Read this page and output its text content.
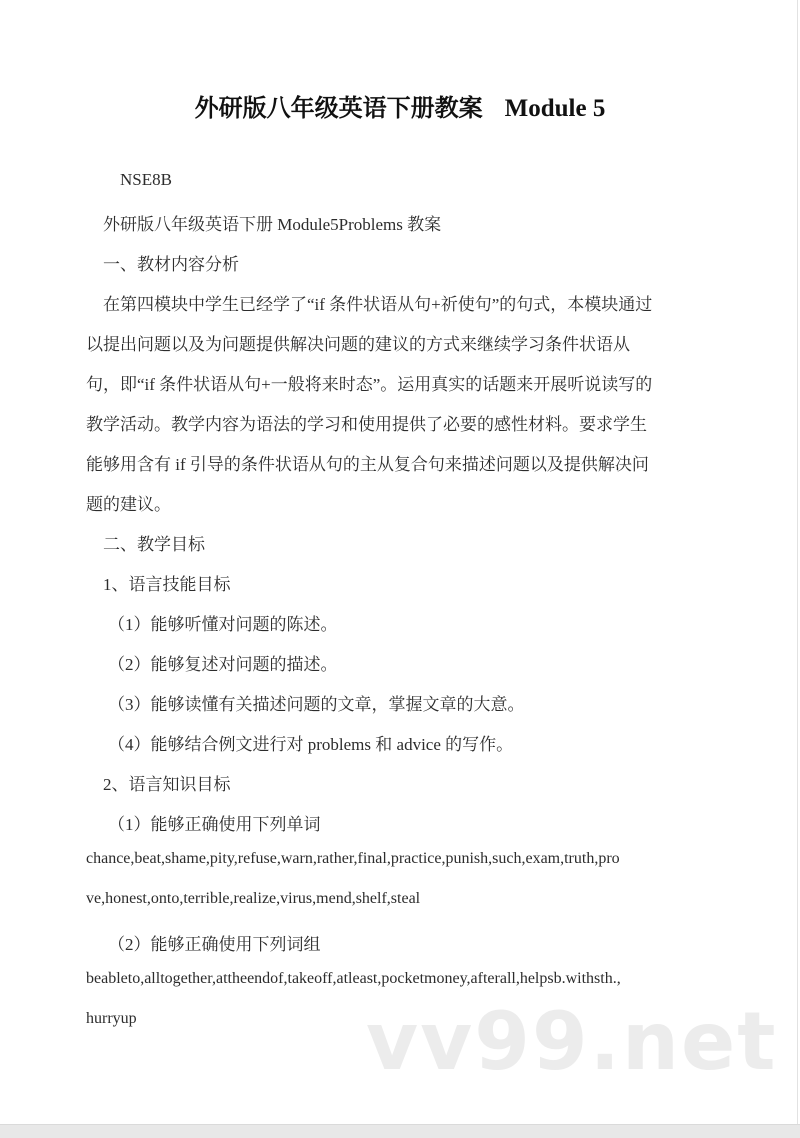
外研版八年级英语下册教案 Module 5
NSE8B
外研版八年级英语下册 Module5Problems 教案
一、教材内容分析
在第四模块中学生已经学了“if 条件状语从句+祈使句”的句式，本模块通过
以提出问题以及为问题提供解决问题的建议的方式来继续学习条件状语从
句，即“if 条件状语从句+一般将来时态”。运用真实的话题来开展听说读写的
教学活动。教学内容为语法的学习和使用提供了必要的感性材料。要求学生
能够用含有 if 引导的条件状语从句的主从复合句来描述问题以及提供解决问
题的建议。
二、教学目标
1、语言技能目标
（1）能够听懂对问题的陈述。
（2）能够复述对问题的描述。
（3）能够读懂有关描述问题的文章，掌握文章的大意。
（4）能够结合例文进行对 problems 和 advice 的写作。
2、语言知识目标
（1）能够正确使用下列单词
chance,beat,shame,pity,refuse,warn,rather,final,practice,punish,such,exam,truth,pro
ve,honest,onto,terrible,realize,virus,mend,shelf,steal
（2）能够正确使用下列词组
beableto,alltogether,attheendof,takeoff,atleast,pocketmoney,afterall,helpsb.withsth.,
hurryup	vv99.net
#####
WHAT IS REQUIRED: Pictures are to be left out, while the records are copied word for word.

RESULT OF THE TASK:
Read this page and output its text content.
外研版八年级英语下册教案 Module 5
NSE8B
外研版八年级英语下册 Module5Problems 教案
一、教材内容分析
在第四模块中学生已经学了“if 条件状语从句+祈使句”的句式，本模块通过
以提出问题以及为问题提供解决问题的建议的方式来继续学习条件状语从
句，即“if 条件状语从句+一般将来时态”。运用真实的话题来开展听说读写的
教学活动。教学内容为语法的学习和使用提供了必要的感性材料。要求学生
能够用含有 if 引导的条件状语从句的主从复合句来描述问题以及提供解决问
题的建议。
二、教学目标
1、语言技能目标
（1）能够听懂对问题的陈述。
（2）能够复述对问题的描述。
（3）能够读懂有关描述问题的文章，掌握文章的大意。
（4）能够结合例文进行对 problems 和 advice 的写作。
2、语言知识目标
（1）能够正确使用下列单词
chance,beat,shame,pity,refuse,warn,rather,final,practice,punish,such,exam,truth,pro
ve,honest,onto,terrible,realize,virus,mend,shelf,steal
（2）能够正确使用下列词组
beableto,alltogether,attheendof,takeoff,atleast,pocketmoney,afterall,helpsb.withsth.,
hurryup	vv99.net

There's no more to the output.